> [EXERCISE DIRECTIONS] Copy out every line that contains the word "threshold".

> [DATASET CONTENT]

[start]

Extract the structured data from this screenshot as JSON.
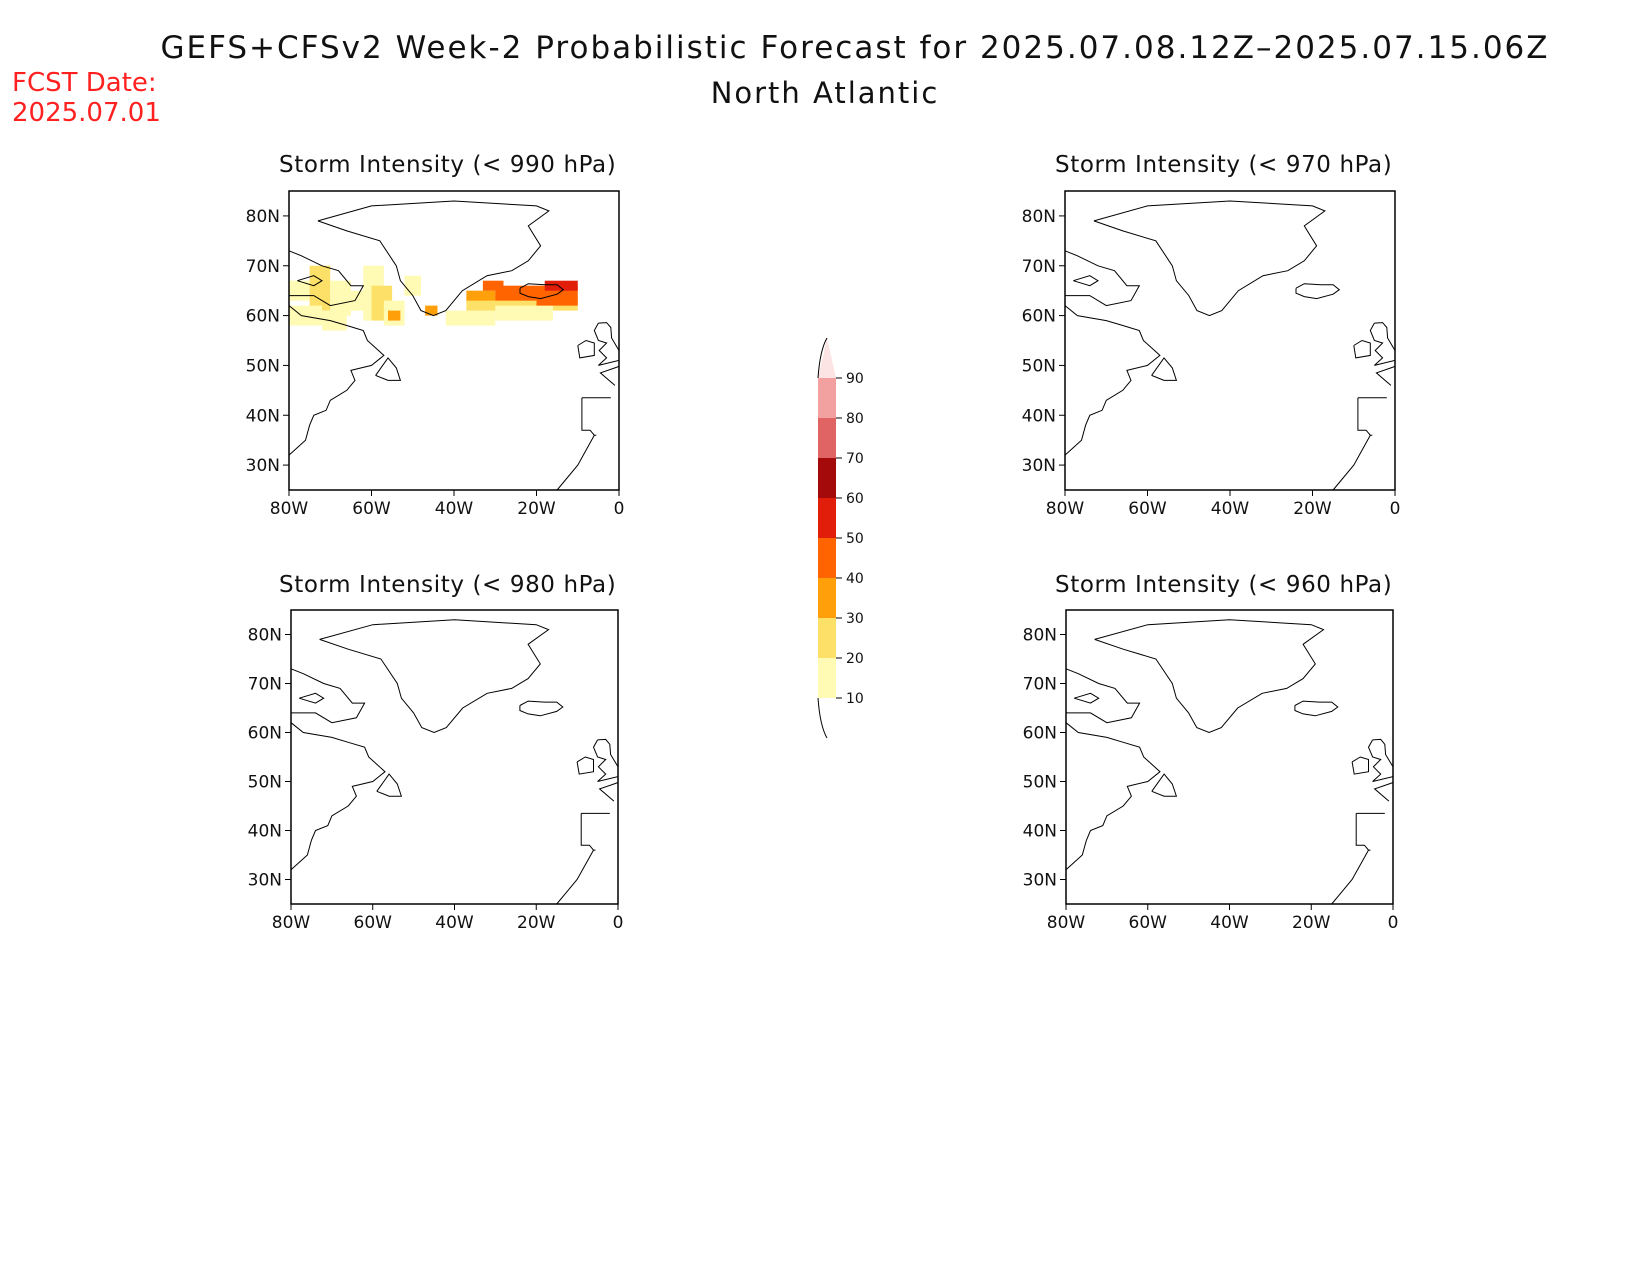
{
  "title": "GEFS+CFSv2 Week-2 Probabilistic Forecast for 2025.07.08.12Z–2025.07.15.06Z",
  "subtitle": "North Atlantic",
  "fcst_date": {
    "line1": "FCST Date:",
    "line2": "2025.07.01"
  },
  "axis_labels": {
    "lat": [
      "80N",
      "70N",
      "60N",
      "50N",
      "40N",
      "30N"
    ],
    "lon": [
      "80W",
      "60W",
      "40W",
      "20W",
      "0"
    ]
  },
  "panels": [
    {
      "title": "Storm Intensity (< 990 hPa)"
    },
    {
      "title": "Storm Intensity (< 970 hPa)"
    },
    {
      "title": "Storm Intensity (< 980 hPa)"
    },
    {
      "title": "Storm Intensity (< 960 hPa)"
    }
  ],
  "colorbar": {
    "labels": [
      "90",
      "80",
      "70",
      "60",
      "50",
      "40",
      "30",
      "20",
      "10"
    ],
    "colors": [
      "#fce4e4",
      "#f2a0a0",
      "#e06464",
      "#a50a0a",
      "#e01e0a",
      "#ff6400",
      "#ffa00a",
      "#fce068",
      "#fffab4"
    ]
  },
  "chart_data": {
    "type": "heatmap",
    "projection": "lat-lon",
    "lon_range": [
      -80,
      0
    ],
    "lat_range": [
      25,
      85
    ],
    "units": "probability (%)",
    "panels": [
      {
        "threshold": "< 990 hPa",
        "cells": [
          {
            "lon": [
              -80,
              -75
            ],
            "lat": [
              63,
              67
            ],
            "value": 15
          },
          {
            "lon": [
              -75,
              -70
            ],
            "lat": [
              61,
              70
            ],
            "value": 20
          },
          {
            "lon": [
              -70,
              -65
            ],
            "lat": [
              60,
              67
            ],
            "value": 15
          },
          {
            "lon": [
              -80,
              -72
            ],
            "lat": [
              58,
              62
            ],
            "value": 15
          },
          {
            "lon": [
              -72,
              -66
            ],
            "lat": [
              57,
              61
            ],
            "value": 15
          },
          {
            "lon": [
              -65,
              -60
            ],
            "lat": [
              61,
              65
            ],
            "value": 15
          },
          {
            "lon": [
              -62,
              -57
            ],
            "lat": [
              59,
              70
            ],
            "value": 15
          },
          {
            "lon": [
              -60,
              -55
            ],
            "lat": [
              59,
              66
            ],
            "value": 20
          },
          {
            "lon": [
              -57,
              -52
            ],
            "lat": [
              58,
              63
            ],
            "value": 15
          },
          {
            "lon": [
              -56,
              -53
            ],
            "lat": [
              59,
              61
            ],
            "value": 35
          },
          {
            "lon": [
              -52,
              -48
            ],
            "lat": [
              64,
              68
            ],
            "value": 15
          },
          {
            "lon": [
              -47,
              -44
            ],
            "lat": [
              60,
              62
            ],
            "value": 35
          },
          {
            "lon": [
              -42,
              -30
            ],
            "lat": [
              58,
              61
            ],
            "value": 15
          },
          {
            "lon": [
              -37,
              -10
            ],
            "lat": [
              61,
              64
            ],
            "value": 20
          },
          {
            "lon": [
              -30,
              -16
            ],
            "lat": [
              59,
              62
            ],
            "value": 15
          },
          {
            "lon": [
              -37,
              -30
            ],
            "lat": [
              63,
              65
            ],
            "value": 35
          },
          {
            "lon": [
              -30,
              -20
            ],
            "lat": [
              63,
              66
            ],
            "value": 45
          },
          {
            "lon": [
              -20,
              -10
            ],
            "lat": [
              62,
              66
            ],
            "value": 45
          },
          {
            "lon": [
              -33,
              -28
            ],
            "lat": [
              65,
              67
            ],
            "value": 45
          },
          {
            "lon": [
              -18,
              -10
            ],
            "lat": [
              65,
              67
            ],
            "value": 55
          }
        ]
      },
      {
        "threshold": "< 970 hPa",
        "cells": []
      },
      {
        "threshold": "< 980 hPa",
        "cells": []
      },
      {
        "threshold": "< 960 hPa",
        "cells": []
      }
    ],
    "colorbar_levels": [
      10,
      20,
      30,
      40,
      50,
      60,
      70,
      80,
      90
    ]
  }
}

[end]

> [ANSWER BELOW]
        "threshold": "< 990 hPa",
        "threshold": "< 970 hPa",
        "threshold": "< 980 hPa",
        "threshold": "< 960 hPa",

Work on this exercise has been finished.